Lines of data:
----

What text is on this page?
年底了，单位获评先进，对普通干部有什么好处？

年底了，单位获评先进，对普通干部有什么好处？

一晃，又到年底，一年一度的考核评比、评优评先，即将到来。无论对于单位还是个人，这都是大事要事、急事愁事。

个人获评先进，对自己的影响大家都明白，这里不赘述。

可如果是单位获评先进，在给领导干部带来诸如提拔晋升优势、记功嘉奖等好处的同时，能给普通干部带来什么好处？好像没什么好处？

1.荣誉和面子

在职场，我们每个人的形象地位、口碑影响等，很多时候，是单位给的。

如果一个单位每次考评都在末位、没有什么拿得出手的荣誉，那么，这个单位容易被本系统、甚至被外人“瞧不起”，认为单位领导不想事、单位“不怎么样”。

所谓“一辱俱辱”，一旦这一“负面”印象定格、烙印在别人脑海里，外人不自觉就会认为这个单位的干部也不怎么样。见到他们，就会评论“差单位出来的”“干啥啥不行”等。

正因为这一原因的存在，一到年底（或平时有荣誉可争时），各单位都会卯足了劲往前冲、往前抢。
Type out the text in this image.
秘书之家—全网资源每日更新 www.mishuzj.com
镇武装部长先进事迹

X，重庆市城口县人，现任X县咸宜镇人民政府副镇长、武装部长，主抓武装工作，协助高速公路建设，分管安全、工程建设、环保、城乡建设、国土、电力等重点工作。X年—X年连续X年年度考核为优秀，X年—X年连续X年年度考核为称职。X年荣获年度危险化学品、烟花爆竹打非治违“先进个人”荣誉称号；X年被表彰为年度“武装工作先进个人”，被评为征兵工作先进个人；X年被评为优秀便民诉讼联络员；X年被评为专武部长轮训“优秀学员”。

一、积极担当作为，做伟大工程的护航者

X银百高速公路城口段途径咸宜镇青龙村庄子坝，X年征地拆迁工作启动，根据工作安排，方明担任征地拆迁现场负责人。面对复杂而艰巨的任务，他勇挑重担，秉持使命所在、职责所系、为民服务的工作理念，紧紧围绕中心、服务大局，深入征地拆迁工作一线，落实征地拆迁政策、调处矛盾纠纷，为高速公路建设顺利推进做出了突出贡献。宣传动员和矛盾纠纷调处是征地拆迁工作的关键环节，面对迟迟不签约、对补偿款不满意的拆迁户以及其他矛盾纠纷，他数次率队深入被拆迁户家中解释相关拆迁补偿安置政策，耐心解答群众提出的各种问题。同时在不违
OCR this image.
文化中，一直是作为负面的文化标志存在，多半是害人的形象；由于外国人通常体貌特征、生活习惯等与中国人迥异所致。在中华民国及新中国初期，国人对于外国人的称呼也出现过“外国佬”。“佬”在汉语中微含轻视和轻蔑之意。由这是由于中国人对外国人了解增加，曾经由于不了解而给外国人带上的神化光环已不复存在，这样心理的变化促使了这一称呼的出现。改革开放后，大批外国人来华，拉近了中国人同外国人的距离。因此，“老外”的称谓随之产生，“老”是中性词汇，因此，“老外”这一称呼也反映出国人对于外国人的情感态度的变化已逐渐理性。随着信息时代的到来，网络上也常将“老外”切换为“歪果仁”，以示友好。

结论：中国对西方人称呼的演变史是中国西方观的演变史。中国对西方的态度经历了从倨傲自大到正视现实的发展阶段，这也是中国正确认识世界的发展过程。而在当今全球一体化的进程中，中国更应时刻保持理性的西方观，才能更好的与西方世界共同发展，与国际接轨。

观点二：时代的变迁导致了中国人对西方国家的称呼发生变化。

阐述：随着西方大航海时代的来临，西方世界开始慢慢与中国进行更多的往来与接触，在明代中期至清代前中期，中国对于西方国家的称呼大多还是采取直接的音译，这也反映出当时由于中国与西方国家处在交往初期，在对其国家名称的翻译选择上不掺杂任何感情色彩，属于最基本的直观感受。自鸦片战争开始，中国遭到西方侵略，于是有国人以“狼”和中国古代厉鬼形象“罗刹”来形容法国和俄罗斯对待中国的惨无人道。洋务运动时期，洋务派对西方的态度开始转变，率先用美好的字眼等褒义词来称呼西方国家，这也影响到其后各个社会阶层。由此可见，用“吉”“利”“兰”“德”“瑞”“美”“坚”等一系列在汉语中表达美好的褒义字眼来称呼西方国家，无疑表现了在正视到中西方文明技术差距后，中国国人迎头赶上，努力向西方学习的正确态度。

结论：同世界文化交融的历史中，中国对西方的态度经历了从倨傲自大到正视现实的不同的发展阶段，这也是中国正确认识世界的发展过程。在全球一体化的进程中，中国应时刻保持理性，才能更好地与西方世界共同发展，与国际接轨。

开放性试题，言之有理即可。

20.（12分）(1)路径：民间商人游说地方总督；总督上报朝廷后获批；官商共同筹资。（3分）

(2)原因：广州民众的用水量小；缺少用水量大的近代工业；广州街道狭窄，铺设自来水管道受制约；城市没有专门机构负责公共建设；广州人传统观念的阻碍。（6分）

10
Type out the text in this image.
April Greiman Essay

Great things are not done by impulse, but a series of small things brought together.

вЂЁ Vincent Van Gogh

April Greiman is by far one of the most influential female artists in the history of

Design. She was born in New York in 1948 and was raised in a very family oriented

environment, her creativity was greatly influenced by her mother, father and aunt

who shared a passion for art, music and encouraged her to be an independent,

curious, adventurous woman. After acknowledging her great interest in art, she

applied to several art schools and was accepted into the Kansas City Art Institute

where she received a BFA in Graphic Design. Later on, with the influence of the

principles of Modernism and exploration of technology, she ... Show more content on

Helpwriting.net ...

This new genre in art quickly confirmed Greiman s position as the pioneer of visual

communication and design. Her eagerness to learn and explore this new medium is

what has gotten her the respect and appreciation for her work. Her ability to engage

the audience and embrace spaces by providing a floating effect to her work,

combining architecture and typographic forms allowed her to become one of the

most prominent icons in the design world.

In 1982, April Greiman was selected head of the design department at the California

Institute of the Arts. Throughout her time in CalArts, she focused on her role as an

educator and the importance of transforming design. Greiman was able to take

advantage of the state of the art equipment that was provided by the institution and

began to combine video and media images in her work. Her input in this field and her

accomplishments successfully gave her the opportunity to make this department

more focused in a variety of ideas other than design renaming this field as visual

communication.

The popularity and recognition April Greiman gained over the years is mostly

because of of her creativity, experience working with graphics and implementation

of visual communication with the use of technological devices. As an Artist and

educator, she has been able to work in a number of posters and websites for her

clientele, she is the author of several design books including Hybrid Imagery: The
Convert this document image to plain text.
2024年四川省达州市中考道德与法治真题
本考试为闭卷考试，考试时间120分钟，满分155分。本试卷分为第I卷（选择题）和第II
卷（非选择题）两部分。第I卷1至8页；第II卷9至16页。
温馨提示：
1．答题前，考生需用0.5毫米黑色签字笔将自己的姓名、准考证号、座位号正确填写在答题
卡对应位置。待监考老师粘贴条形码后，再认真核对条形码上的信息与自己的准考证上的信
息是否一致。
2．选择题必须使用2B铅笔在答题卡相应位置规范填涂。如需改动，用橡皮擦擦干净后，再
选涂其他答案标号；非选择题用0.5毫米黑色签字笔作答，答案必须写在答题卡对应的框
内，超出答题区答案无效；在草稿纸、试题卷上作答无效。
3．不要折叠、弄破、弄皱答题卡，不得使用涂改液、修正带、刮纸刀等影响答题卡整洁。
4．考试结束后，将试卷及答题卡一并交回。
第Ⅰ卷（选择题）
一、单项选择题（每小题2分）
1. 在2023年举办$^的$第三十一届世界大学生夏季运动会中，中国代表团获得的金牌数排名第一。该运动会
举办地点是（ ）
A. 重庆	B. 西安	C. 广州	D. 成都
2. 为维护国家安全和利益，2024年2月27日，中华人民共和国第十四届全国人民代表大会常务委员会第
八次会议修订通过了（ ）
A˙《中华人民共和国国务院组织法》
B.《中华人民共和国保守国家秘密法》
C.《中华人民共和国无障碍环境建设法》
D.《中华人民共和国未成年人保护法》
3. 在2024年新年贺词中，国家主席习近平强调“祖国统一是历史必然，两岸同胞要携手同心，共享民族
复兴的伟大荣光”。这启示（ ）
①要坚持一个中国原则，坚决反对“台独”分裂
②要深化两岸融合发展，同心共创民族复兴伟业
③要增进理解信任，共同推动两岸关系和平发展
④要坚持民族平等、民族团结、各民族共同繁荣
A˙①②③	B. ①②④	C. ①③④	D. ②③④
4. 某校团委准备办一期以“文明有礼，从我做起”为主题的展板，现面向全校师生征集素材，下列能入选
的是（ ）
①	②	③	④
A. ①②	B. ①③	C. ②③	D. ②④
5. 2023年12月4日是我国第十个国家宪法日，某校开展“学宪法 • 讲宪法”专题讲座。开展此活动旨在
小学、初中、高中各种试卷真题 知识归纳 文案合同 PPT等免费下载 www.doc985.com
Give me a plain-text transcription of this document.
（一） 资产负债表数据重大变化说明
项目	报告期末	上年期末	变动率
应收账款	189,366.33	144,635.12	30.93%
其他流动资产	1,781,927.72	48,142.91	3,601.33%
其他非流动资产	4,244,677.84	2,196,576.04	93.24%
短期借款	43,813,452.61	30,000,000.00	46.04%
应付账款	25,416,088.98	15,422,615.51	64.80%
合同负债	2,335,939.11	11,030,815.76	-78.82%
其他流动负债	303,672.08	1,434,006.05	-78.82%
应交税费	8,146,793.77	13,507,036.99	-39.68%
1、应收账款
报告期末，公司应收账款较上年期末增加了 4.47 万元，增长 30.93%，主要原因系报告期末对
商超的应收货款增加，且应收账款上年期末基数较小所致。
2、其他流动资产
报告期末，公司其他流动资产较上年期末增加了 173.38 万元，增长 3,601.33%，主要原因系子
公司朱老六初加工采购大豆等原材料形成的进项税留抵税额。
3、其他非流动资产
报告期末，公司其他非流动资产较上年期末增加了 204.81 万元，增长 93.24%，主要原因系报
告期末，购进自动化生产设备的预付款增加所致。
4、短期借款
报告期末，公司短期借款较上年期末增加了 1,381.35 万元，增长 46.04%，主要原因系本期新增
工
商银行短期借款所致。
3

----

» PROBLEM REQUIREMENTS
Keep only the lines from the one containing "Give me a plain-text" to the end of the entries, and repeat them exactly.

» SOLUTION
Give me a plain-text transcription of this document.
（一） 资产负债表数据重大变化说明
项目	报告期末	上年期末	变动率
应收账款	189,366.33	144,635.12	30.93%
其他流动资产	1,781,927.72	48,142.91	3,601.33%
其他非流动资产	4,244,677.84	2,196,576.04	93.24%
短期借款	43,813,452.61	30,000,000.00	46.04%
应付账款	25,416,088.98	15,422,615.51	64.80%
合同负债	2,335,939.11	11,030,815.76	-78.82%
其他流动负债	303,672.08	1,434,006.05	-78.82%
应交税费	8,146,793.77	13,507,036.99	-39.68%
1、应收账款
报告期末，公司应收账款较上年期末增加了 4.47 万元，增长 30.93%，主要原因系报告期末对
商超的应收货款增加，且应收账款上年期末基数较小所致。
2、其他流动资产
报告期末，公司其他流动资产较上年期末增加了 173.38 万元，增长 3,601.33%，主要原因系子
公司朱老六初加工采购大豆等原材料形成的进项税留抵税额。
3、其他非流动资产
报告期末，公司其他非流动资产较上年期末增加了 204.81 万元，增长 93.24%，主要原因系报
告期末，购进自动化生产设备的预付款增加所致。
4、短期借款
报告期末，公司短期借款较上年期末增加了 1,381.35 万元，增长 46.04%，主要原因系本期新增
工
商银行短期借款所致。
3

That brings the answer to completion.